■ **EXERCISE REQUIREMENTS**
Summarize the gold market commentary in two sentences.

■ **DOCUMENT TEXT**
## Start

There have been times when both gold and the dollar have rallied together in the past, however at this point it is too early to determine what the market is trying to tell us. On one hand, it is obvious that gold needed to bounce to work off oversold conditions. On the other hand, it is rather odd that gold and the U.S. Dollar Index futures are rallying together. My best guess is that traders are trying to game where future money flows are going to be placed if selling persists in the future. It is hard to say for sure if gold will roll over or if this rally is trying to tell us something else.

Currently it is too early to tell, so I will continue to sit on the sidelines and watch the price action. I do not have an edge and the whippy price action in gold futures recently has not offered a solid risk / reward setup. Longer term I expect gold prices to work higher, but in the interim I am unsure of price direction and if selling pressure sets in, how low prices might go. Key support levels in gold futures would be around the 1270-1280 range based on the gold futures chart illustrated below:

For right now, I expect that gold prices could drift higher but the decline may or may not be over. There are extraneous events that could trigger another powerful rally in gold, particularly if panic selling in equities continues and/or an unforeseen event occurs in Europe or the Middle East. I do not currently have a position in gold futures or GLD, but I will be watching the price action closely awaiting a possible trade entry. I will likely look to get long GLD at some point in the future as I expect another rally to transpire in coming months that might push gold to new highs. It is too early to tell what price action is going to do, but for right now I’m going to sit in cash and wait for a solid low risk, high probability setup.

## End

■ **AVAILABLE DATA**

## Start

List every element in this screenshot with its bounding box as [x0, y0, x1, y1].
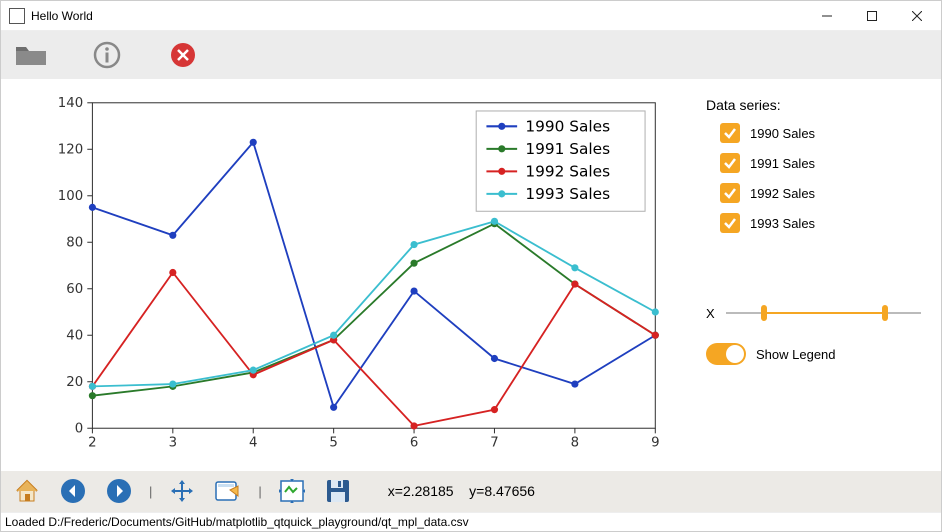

## End

■ **COMPLETED EXERCISE**
Gold and the U.S. Dollar Index futures are rallying together, which the writer finds odd, and it is too early to tell whether gold will roll over or what the rally signals. With key support around the 1270-1280 range and an expectation that gold will work higher longer term, the writer holds no position in gold futures or GLD and will stay in cash until a low-risk, high-probability setup appears, likely going long GLD at some point.